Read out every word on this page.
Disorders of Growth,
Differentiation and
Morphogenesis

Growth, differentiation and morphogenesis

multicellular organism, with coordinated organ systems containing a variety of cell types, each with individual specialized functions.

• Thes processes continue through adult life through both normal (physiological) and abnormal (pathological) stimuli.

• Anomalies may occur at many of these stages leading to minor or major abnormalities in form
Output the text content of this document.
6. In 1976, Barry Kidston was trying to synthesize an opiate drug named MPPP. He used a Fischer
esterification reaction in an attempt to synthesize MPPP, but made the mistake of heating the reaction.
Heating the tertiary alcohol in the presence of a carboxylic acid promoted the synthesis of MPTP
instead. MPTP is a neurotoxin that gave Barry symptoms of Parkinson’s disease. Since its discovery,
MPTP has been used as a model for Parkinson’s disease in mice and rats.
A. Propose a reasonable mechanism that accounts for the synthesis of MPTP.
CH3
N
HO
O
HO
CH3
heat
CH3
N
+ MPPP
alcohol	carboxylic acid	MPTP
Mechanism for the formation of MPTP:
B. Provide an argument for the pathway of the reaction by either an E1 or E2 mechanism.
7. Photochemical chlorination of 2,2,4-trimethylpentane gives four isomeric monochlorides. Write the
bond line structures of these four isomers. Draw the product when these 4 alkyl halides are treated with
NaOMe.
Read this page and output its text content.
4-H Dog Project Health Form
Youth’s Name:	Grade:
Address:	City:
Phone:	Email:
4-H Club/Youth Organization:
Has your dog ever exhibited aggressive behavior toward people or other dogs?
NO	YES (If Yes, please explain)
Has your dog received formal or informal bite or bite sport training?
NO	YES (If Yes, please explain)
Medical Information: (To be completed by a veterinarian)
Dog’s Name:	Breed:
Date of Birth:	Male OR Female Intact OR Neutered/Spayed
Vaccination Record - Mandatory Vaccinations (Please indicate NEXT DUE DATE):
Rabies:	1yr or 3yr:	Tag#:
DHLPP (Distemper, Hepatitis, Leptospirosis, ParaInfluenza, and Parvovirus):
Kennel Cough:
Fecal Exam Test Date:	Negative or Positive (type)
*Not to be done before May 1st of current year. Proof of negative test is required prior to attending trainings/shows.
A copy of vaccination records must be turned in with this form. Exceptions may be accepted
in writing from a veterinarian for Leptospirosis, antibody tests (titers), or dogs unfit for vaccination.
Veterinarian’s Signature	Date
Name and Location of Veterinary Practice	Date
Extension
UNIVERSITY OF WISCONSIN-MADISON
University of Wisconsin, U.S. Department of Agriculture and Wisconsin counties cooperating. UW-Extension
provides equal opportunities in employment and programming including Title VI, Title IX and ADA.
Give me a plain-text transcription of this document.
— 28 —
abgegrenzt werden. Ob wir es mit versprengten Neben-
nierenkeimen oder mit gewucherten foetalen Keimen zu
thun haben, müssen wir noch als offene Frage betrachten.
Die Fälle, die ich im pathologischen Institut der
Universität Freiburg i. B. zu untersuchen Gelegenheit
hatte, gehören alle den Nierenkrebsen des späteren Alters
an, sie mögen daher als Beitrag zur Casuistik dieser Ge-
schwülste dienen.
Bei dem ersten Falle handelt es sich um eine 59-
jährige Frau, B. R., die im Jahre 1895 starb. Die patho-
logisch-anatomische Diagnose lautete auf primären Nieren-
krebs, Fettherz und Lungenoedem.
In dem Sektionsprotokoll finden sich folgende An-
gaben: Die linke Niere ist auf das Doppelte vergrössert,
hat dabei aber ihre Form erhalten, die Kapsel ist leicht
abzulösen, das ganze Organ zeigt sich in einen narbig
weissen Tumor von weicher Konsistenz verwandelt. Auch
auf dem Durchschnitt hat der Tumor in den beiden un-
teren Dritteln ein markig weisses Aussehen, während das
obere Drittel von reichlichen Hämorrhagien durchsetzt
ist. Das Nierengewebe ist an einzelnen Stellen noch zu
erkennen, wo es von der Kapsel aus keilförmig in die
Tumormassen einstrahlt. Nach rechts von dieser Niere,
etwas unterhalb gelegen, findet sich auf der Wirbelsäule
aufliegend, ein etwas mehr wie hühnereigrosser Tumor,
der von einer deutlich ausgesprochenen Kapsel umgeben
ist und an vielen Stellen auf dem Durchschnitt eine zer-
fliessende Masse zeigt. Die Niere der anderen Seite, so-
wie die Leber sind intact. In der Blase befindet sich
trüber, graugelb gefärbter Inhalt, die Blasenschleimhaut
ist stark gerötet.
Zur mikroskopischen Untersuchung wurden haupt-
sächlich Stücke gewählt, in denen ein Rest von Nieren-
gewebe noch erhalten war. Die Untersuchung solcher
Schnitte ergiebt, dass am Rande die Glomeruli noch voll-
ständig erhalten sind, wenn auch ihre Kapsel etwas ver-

● ● ● ● ●

■ What you should do ■
Reproduce all of the entries word for word. Omit nothing.

■ Completed task ■
Read out every word on this page.
Disorders of Growth,
Differentiation and
Morphogenesis

Growth, differentiation and morphogenesis

multicellular organism, with coordinated organ systems containing a variety of cell types, each with individual specialized functions.

• Thes processes continue through adult life through both normal (physiological) and abnormal (pathological) stimuli.

• Anomalies may occur at many of these stages leading to minor or major abnormalities in form
Output the text content of this document.
6. In 1976, Barry Kidston was trying to synthesize an opiate drug named MPPP. He used a Fischer
esterification reaction in an attempt to synthesize MPPP, but made the mistake of heating the reaction.
Heating the tertiary alcohol in the presence of a carboxylic acid promoted the synthesis of MPTP
instead. MPTP is a neurotoxin that gave Barry symptoms of Parkinson’s disease. Since its discovery,
MPTP has been used as a model for Parkinson’s disease in mice and rats.
A. Propose a reasonable mechanism that accounts for the synthesis of MPTP.
CH3
N
HO
O
HO
CH3
heat
CH3
N
+ MPPP
alcohol	carboxylic acid	MPTP
Mechanism for the formation of MPTP:
B. Provide an argument for the pathway of the reaction by either an E1 or E2 mechanism.
7. Photochemical chlorination of 2,2,4-trimethylpentane gives four isomeric monochlorides. Write the
bond line structures of these four isomers. Draw the product when these 4 alkyl halides are treated with
NaOMe.
Read this page and output its text content.
4-H Dog Project Health Form
Youth’s Name:	Grade:
Address:	City:
Phone:	Email:
4-H Club/Youth Organization:
Has your dog ever exhibited aggressive behavior toward people or other dogs?
NO	YES (If Yes, please explain)
Has your dog received formal or informal bite or bite sport training?
NO	YES (If Yes, please explain)
Medical Information: (To be completed by a veterinarian)
Dog’s Name:	Breed:
Date of Birth:	Male OR Female Intact OR Neutered/Spayed
Vaccination Record - Mandatory Vaccinations (Please indicate NEXT DUE DATE):
Rabies:	1yr or 3yr:	Tag#:
DHLPP (Distemper, Hepatitis, Leptospirosis, ParaInfluenza, and Parvovirus):
Kennel Cough:
Fecal Exam Test Date:	Negative or Positive (type)
*Not to be done before May 1st of current year. Proof of negative test is required prior to attending trainings/shows.
A copy of vaccination records must be turned in with this form. Exceptions may be accepted
in writing from a veterinarian for Leptospirosis, antibody tests (titers), or dogs unfit for vaccination.
Veterinarian’s Signature	Date
Name and Location of Veterinary Practice	Date
Extension
UNIVERSITY OF WISCONSIN-MADISON
University of Wisconsin, U.S. Department of Agriculture and Wisconsin counties cooperating. UW-Extension
provides equal opportunities in employment and programming including Title VI, Title IX and ADA.
Give me a plain-text transcription of this document.
— 28 —
abgegrenzt werden. Ob wir es mit versprengten Neben-
nierenkeimen oder mit gewucherten foetalen Keimen zu
thun haben, müssen wir noch als offene Frage betrachten.
Die Fälle, die ich im pathologischen Institut der
Universität Freiburg i. B. zu untersuchen Gelegenheit
hatte, gehören alle den Nierenkrebsen des späteren Alters
an, sie mögen daher als Beitrag zur Casuistik dieser Ge-
schwülste dienen.
Bei dem ersten Falle handelt es sich um eine 59-
jährige Frau, B. R., die im Jahre 1895 starb. Die patho-
logisch-anatomische Diagnose lautete auf primären Nieren-
krebs, Fettherz und Lungenoedem.
In dem Sektionsprotokoll finden sich folgende An-
gaben: Die linke Niere ist auf das Doppelte vergrössert,
hat dabei aber ihre Form erhalten, die Kapsel ist leicht
abzulösen, das ganze Organ zeigt sich in einen narbig
weissen Tumor von weicher Konsistenz verwandelt. Auch
auf dem Durchschnitt hat der Tumor in den beiden un-
teren Dritteln ein markig weisses Aussehen, während das
obere Drittel von reichlichen Hämorrhagien durchsetzt
ist. Das Nierengewebe ist an einzelnen Stellen noch zu
erkennen, wo es von der Kapsel aus keilförmig in die
Tumormassen einstrahlt. Nach rechts von dieser Niere,
etwas unterhalb gelegen, findet sich auf der Wirbelsäule
aufliegend, ein etwas mehr wie hühnereigrosser Tumor,
der von einer deutlich ausgesprochenen Kapsel umgeben
ist und an vielen Stellen auf dem Durchschnitt eine zer-
fliessende Masse zeigt. Die Niere der anderen Seite, so-
wie die Leber sind intact. In der Blase befindet sich
trüber, graugelb gefärbter Inhalt, die Blasenschleimhaut
ist stark gerötet.
Zur mikroskopischen Untersuchung wurden haupt-
sächlich Stücke gewählt, in denen ein Rest von Nieren-
gewebe noch erhalten war. Die Untersuchung solcher
Schnitte ergiebt, dass am Rande die Glomeruli noch voll-
ständig erhalten sind, wenn auch ihre Kapsel etwas ver-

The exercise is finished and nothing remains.